▸ To do: Without including the pictures, copy out every line below.

▸ Data listing:
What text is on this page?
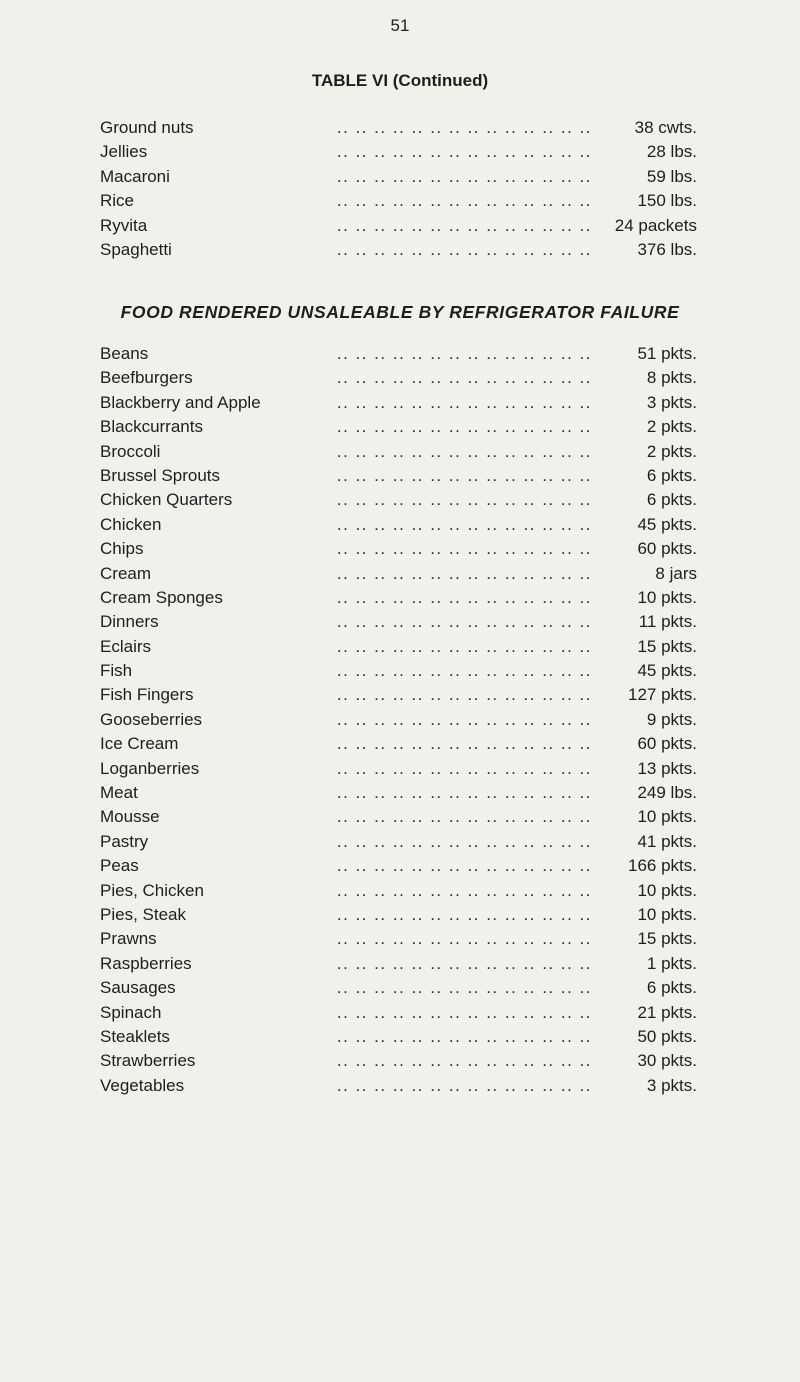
51
TABLE VI (Continued)
.. .. .. .. .. .. .. .. .. .. .. .. .. ..
Ground nuts	38 cwts.
.. .. .. .. .. .. .. .. .. .. .. .. .. ..
Jellies	28 lbs.
.. .. .. .. .. .. .. .. .. .. .. .. .. ..
Macaroni	59 lbs.
.. .. .. .. .. .. .. .. .. .. .. .. .. ..
Rice	150 lbs.
.. .. .. .. .. .. .. .. .. .. .. .. .. ..
Ryvita	24 packets
.. .. .. .. .. .. .. .. .. .. .. .. .. ..
Spaghetti	376 lbs.
FOOD RENDERED UNSALEABLE BY REFRIGERATOR FAILURE
.. .. .. .. .. .. .. .. .. .. .. .. .. ..
Beans	51 pkts.
.. .. .. .. .. .. .. .. .. .. .. .. .. ..
Beefburgers	8 pkts.
.. .. .. .. .. .. .. .. .. .. .. .. .. ..
Blackberry and Apple	3 pkts.
.. .. .. .. .. .. .. .. .. .. .. .. .. ..
Blackcurrants	2 pkts.
.. .. .. .. .. .. .. .. .. .. .. .. .. ..
Broccoli	2 pkts.
.. .. .. .. .. .. .. .. .. .. .. .. .. ..
Brussel Sprouts	6 pkts.
.. .. .. .. .. .. .. .. .. .. .. .. .. ..
Chicken Quarters	6 pkts.
.. .. .. .. .. .. .. .. .. .. .. .. .. ..
Chicken	45 pkts.
.. .. .. .. .. .. .. .. .. .. .. .. .. ..
Chips	60 pkts.
.. .. .. .. .. .. .. .. .. .. .. .. .. ..
Cream	8 jars
.. .. .. .. .. .. .. .. .. .. .. .. .. ..
Cream Sponges	10 pkts.
.. .. .. .. .. .. .. .. .. .. .. .. .. ..
Dinners	11 pkts.
.. .. .. .. .. .. .. .. .. .. .. .. .. ..
Eclairs	15 pkts.
.. .. .. .. .. .. .. .. .. .. .. .. .. ..
Fish	45 pkts.
.. .. .. .. .. .. .. .. .. .. .. .. .. ..
Fish Fingers	127 pkts.
.. .. .. .. .. .. .. .. .. .. .. .. .. ..
Gooseberries	9 pkts.
.. .. .. .. .. .. .. .. .. .. .. .. .. ..
Ice Cream	60 pkts.
.. .. .. .. .. .. .. .. .. .. .. .. .. ..
Loganberries	13 pkts.
.. .. .. .. .. .. .. .. .. .. .. .. .. ..
Meat	249 lbs.
.. .. .. .. .. .. .. .. .. .. .. .. .. ..
Mousse	10 pkts.
.. .. .. .. .. .. .. .. .. .. .. .. .. ..
Pastry	41 pkts.
.. .. .. .. .. .. .. .. .. .. .. .. .. ..
Peas	166 pkts.
.. .. .. .. .. .. .. .. .. .. .. .. .. ..
Pies, Chicken	10 pkts.
.. .. .. .. .. .. .. .. .. .. .. .. .. ..
Pies, Steak	10 pkts.
.. .. .. .. .. .. .. .. .. .. .. .. .. ..
Prawns	15 pkts.
.. .. .. .. .. .. .. .. .. .. .. .. .. ..
Raspberries	1 pkts.
.. .. .. .. .. .. .. .. .. .. .. .. .. ..
Sausages	6 pkts.
.. .. .. .. .. .. .. .. .. .. .. .. .. ..
Spinach	21 pkts.
.. .. .. .. .. .. .. .. .. .. .. .. .. ..
Steaklets	50 pkts.
.. .. .. .. .. .. .. .. .. .. .. .. .. ..
Strawberries	30 pkts.
.. .. .. .. .. .. .. .. .. .. .. .. .. ..
Vegetables	3 pkts.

▸ Solved problem:
What text is on this page?
51
TABLE VI (Continued)
.. .. .. .. .. .. .. .. .. .. .. .. .. ..
Ground nuts	38 cwts.
.. .. .. .. .. .. .. .. .. .. .. .. .. ..
Jellies	28 lbs.
.. .. .. .. .. .. .. .. .. .. .. .. .. ..
Macaroni	59 lbs.
.. .. .. .. .. .. .. .. .. .. .. .. .. ..
Rice	150 lbs.
.. .. .. .. .. .. .. .. .. .. .. .. .. ..
Ryvita	24 packets
.. .. .. .. .. .. .. .. .. .. .. .. .. ..
Spaghetti	376 lbs.
FOOD RENDERED UNSALEABLE BY REFRIGERATOR FAILURE
.. .. .. .. .. .. .. .. .. .. .. .. .. ..
Beans	51 pkts.
.. .. .. .. .. .. .. .. .. .. .. .. .. ..
Beefburgers	8 pkts.
.. .. .. .. .. .. .. .. .. .. .. .. .. ..
Blackberry and Apple	3 pkts.
.. .. .. .. .. .. .. .. .. .. .. .. .. ..
Blackcurrants	2 pkts.
.. .. .. .. .. .. .. .. .. .. .. .. .. ..
Broccoli	2 pkts.
.. .. .. .. .. .. .. .. .. .. .. .. .. ..
Brussel Sprouts	6 pkts.
.. .. .. .. .. .. .. .. .. .. .. .. .. ..
Chicken Quarters	6 pkts.
.. .. .. .. .. .. .. .. .. .. .. .. .. ..
Chicken	45 pkts.
.. .. .. .. .. .. .. .. .. .. .. .. .. ..
Chips	60 pkts.
.. .. .. .. .. .. .. .. .. .. .. .. .. ..
Cream	8 jars
.. .. .. .. .. .. .. .. .. .. .. .. .. ..
Cream Sponges	10 pkts.
.. .. .. .. .. .. .. .. .. .. .. .. .. ..
Dinners	11 pkts.
.. .. .. .. .. .. .. .. .. .. .. .. .. ..
Eclairs	15 pkts.
.. .. .. .. .. .. .. .. .. .. .. .. .. ..
Fish	45 pkts.
.. .. .. .. .. .. .. .. .. .. .. .. .. ..
Fish Fingers	127 pkts.
.. .. .. .. .. .. .. .. .. .. .. .. .. ..
Gooseberries	9 pkts.
.. .. .. .. .. .. .. .. .. .. .. .. .. ..
Ice Cream	60 pkts.
.. .. .. .. .. .. .. .. .. .. .. .. .. ..
Loganberries	13 pkts.
.. .. .. .. .. .. .. .. .. .. .. .. .. ..
Meat	249 lbs.
.. .. .. .. .. .. .. .. .. .. .. .. .. ..
Mousse	10 pkts.
.. .. .. .. .. .. .. .. .. .. .. .. .. ..
Pastry	41 pkts.
.. .. .. .. .. .. .. .. .. .. .. .. .. ..
Peas	166 pkts.
.. .. .. .. .. .. .. .. .. .. .. .. .. ..
Pies, Chicken	10 pkts.
.. .. .. .. .. .. .. .. .. .. .. .. .. ..
Pies, Steak	10 pkts.
.. .. .. .. .. .. .. .. .. .. .. .. .. ..
Prawns	15 pkts.
.. .. .. .. .. .. .. .. .. .. .. .. .. ..
Raspberries	1 pkts.
.. .. .. .. .. .. .. .. .. .. .. .. .. ..
Sausages	6 pkts.
.. .. .. .. .. .. .. .. .. .. .. .. .. ..
Spinach	21 pkts.
.. .. .. .. .. .. .. .. .. .. .. .. .. ..
Steaklets	50 pkts.
.. .. .. .. .. .. .. .. .. .. .. .. .. ..
Strawberries	30 pkts.
.. .. .. .. .. .. .. .. .. .. .. .. .. ..
Vegetables	3 pkts.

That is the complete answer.